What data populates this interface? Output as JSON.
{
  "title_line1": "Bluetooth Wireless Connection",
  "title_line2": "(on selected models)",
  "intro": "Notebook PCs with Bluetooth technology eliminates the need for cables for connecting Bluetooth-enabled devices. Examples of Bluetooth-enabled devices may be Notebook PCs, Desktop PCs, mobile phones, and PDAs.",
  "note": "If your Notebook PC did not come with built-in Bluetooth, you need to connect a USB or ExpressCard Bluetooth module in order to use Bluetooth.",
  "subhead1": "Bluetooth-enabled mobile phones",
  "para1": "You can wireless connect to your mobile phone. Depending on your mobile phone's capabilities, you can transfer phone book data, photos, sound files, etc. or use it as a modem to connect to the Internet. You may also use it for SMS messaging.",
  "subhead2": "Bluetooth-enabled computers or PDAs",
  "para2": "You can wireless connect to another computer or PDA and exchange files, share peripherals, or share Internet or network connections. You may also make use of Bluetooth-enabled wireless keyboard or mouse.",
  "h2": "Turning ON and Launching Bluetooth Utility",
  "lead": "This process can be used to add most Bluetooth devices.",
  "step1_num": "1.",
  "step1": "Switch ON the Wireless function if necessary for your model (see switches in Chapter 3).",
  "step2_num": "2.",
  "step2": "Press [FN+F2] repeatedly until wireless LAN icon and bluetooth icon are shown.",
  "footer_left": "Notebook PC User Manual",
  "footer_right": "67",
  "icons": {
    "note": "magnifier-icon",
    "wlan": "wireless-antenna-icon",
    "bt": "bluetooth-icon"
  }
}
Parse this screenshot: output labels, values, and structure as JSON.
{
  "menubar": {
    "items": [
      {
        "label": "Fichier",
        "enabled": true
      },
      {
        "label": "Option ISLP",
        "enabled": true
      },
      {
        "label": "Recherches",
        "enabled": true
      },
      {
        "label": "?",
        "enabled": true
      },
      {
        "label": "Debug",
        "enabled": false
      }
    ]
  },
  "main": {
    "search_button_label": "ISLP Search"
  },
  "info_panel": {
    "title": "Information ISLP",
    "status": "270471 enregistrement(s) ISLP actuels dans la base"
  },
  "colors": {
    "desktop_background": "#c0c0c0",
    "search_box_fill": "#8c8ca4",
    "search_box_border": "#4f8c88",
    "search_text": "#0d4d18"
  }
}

════════

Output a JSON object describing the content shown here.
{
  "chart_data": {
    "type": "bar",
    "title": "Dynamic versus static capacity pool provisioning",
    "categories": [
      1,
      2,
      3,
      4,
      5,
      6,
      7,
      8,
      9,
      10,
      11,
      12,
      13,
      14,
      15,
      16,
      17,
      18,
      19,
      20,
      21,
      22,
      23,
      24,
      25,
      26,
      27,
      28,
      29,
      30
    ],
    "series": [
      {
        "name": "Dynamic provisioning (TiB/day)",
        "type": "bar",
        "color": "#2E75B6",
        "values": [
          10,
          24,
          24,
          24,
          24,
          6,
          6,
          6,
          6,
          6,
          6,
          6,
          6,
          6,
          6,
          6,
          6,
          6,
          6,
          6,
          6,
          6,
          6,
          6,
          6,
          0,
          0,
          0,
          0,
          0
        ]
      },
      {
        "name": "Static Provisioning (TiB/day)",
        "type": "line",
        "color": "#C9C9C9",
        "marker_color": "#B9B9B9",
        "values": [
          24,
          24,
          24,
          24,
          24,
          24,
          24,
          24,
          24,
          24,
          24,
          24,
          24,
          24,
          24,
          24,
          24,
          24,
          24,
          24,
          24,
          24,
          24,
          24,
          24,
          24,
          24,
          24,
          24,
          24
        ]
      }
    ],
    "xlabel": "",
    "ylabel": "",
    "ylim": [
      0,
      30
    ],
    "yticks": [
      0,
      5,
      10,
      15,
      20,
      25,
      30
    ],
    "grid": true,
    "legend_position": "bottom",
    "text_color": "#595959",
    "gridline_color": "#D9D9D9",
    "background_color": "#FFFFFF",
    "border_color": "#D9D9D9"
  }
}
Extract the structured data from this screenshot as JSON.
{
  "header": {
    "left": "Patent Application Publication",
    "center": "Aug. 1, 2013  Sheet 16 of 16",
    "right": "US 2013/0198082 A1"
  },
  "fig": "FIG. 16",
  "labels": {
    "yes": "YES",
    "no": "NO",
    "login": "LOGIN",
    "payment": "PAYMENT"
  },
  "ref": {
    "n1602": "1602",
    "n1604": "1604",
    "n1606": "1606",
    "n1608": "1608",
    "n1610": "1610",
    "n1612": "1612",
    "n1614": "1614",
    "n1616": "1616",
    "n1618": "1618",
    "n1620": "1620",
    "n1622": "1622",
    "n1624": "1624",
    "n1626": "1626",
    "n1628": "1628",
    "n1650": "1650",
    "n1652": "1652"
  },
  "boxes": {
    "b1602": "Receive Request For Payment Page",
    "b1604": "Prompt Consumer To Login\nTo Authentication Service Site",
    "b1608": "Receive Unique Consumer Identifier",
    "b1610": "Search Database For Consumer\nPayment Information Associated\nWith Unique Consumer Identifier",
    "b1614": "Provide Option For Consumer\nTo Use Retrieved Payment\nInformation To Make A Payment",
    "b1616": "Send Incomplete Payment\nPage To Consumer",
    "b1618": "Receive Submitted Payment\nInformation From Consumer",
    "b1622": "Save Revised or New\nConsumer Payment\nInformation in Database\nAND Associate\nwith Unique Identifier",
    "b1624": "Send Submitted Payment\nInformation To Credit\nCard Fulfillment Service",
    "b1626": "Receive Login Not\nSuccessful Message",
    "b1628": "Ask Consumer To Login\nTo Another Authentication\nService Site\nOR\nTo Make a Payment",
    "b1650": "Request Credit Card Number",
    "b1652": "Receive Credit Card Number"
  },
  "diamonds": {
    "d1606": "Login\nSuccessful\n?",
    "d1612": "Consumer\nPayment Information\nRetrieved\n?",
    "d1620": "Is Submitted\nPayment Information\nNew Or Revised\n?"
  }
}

════════

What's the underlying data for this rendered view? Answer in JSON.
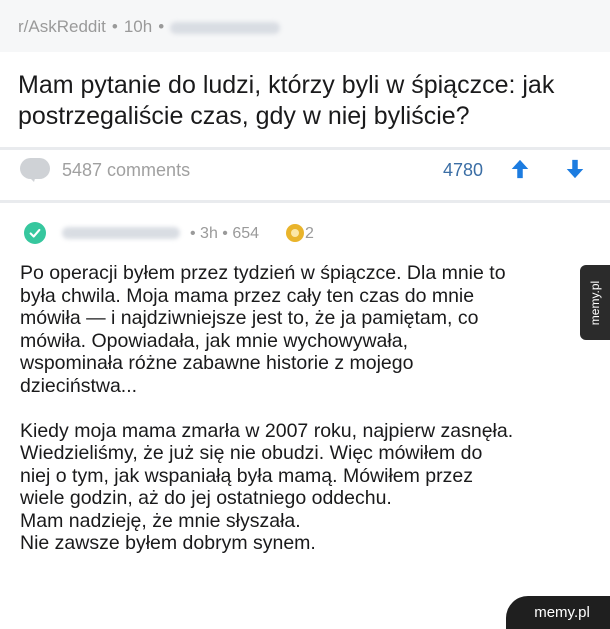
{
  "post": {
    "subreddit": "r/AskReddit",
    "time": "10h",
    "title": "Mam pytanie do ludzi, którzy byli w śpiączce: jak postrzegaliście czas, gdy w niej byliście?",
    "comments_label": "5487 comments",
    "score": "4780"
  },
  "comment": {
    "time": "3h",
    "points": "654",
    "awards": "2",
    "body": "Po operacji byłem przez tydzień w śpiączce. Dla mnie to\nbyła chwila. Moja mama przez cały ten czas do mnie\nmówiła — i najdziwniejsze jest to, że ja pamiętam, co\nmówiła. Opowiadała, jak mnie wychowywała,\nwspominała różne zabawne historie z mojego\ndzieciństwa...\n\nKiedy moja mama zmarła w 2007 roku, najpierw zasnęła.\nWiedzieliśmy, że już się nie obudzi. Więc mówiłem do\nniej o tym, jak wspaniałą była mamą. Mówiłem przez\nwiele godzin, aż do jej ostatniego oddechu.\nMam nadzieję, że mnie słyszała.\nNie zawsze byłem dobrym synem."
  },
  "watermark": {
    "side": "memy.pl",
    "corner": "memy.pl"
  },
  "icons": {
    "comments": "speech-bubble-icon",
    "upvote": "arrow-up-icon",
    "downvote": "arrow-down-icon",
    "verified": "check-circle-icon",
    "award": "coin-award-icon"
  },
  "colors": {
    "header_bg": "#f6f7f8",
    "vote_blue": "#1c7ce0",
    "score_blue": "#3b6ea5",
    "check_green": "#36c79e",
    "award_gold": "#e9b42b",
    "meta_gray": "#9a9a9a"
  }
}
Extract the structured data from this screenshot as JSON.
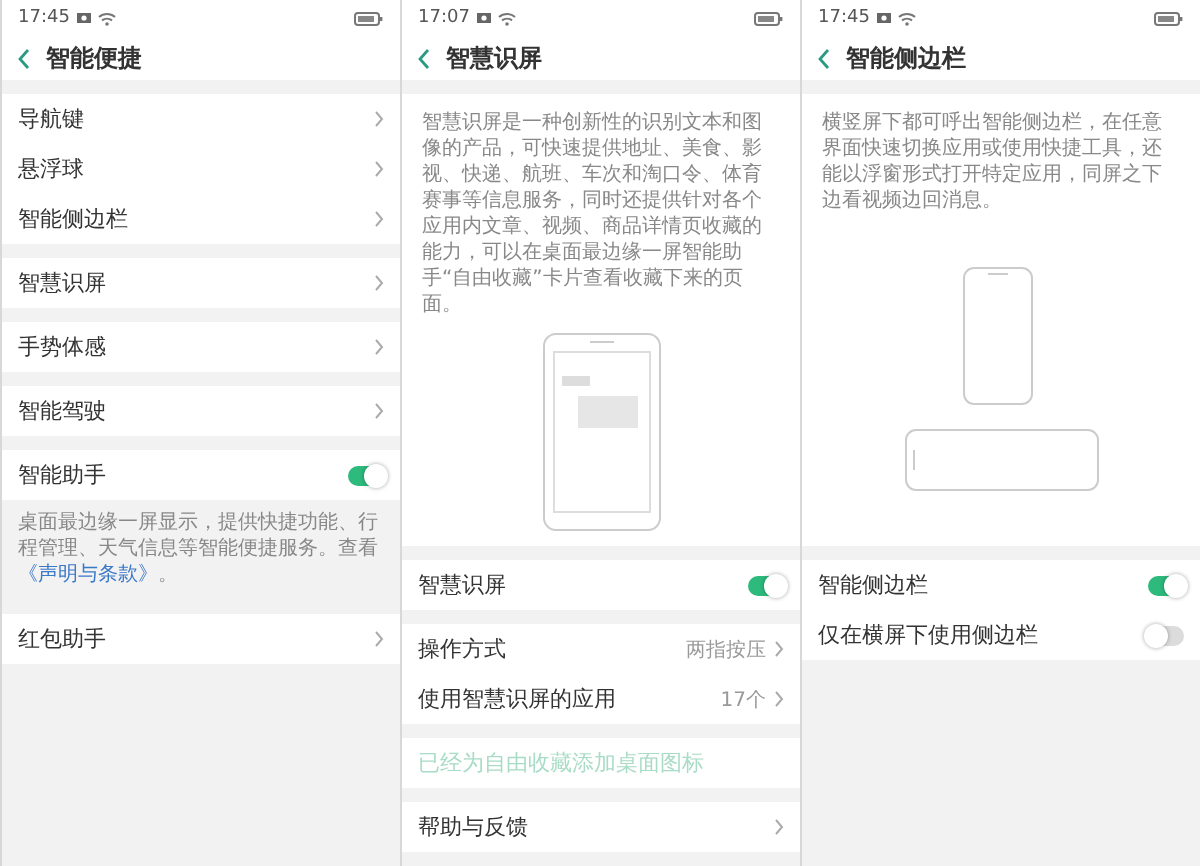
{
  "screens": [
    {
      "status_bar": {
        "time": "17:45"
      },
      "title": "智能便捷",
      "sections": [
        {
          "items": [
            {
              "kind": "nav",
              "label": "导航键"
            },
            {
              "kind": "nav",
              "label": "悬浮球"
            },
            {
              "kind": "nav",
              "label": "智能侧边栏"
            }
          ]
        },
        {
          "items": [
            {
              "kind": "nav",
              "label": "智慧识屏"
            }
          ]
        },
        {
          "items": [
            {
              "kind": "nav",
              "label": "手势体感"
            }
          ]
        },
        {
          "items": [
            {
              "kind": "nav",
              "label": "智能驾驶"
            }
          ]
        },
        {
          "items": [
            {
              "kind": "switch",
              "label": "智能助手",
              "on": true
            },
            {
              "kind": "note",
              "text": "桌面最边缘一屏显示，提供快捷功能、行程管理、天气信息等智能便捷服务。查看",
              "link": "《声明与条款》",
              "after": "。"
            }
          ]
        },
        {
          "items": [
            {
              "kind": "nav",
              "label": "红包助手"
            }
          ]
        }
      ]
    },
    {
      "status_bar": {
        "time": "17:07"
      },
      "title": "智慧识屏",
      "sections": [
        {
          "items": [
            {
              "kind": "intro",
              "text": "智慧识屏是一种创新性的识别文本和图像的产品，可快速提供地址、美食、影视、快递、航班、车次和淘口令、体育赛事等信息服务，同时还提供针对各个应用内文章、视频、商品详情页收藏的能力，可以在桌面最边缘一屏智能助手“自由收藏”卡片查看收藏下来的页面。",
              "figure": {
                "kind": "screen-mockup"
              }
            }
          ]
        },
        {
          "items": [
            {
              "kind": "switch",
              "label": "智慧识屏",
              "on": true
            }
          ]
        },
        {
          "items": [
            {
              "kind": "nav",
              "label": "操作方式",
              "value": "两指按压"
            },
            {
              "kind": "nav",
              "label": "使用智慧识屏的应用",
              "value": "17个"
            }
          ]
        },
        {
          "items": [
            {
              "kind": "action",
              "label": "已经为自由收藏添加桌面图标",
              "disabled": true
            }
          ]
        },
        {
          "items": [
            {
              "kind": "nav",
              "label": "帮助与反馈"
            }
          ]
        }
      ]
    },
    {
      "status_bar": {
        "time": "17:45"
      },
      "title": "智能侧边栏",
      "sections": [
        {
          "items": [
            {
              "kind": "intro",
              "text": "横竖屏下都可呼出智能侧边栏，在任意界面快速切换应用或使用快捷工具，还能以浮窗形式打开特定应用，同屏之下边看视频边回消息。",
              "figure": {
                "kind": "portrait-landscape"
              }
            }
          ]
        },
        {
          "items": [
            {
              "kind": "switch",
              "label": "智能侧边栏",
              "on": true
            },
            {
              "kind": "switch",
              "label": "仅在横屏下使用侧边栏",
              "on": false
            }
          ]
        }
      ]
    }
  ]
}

════════

Extract, from the listing above, every line where the string "Request" occurs.

→ ANSWER TO THIS PROBLEM
    "b1602": "Receive Request For Payment Page",
    "b1650": "Request Credit Card Number",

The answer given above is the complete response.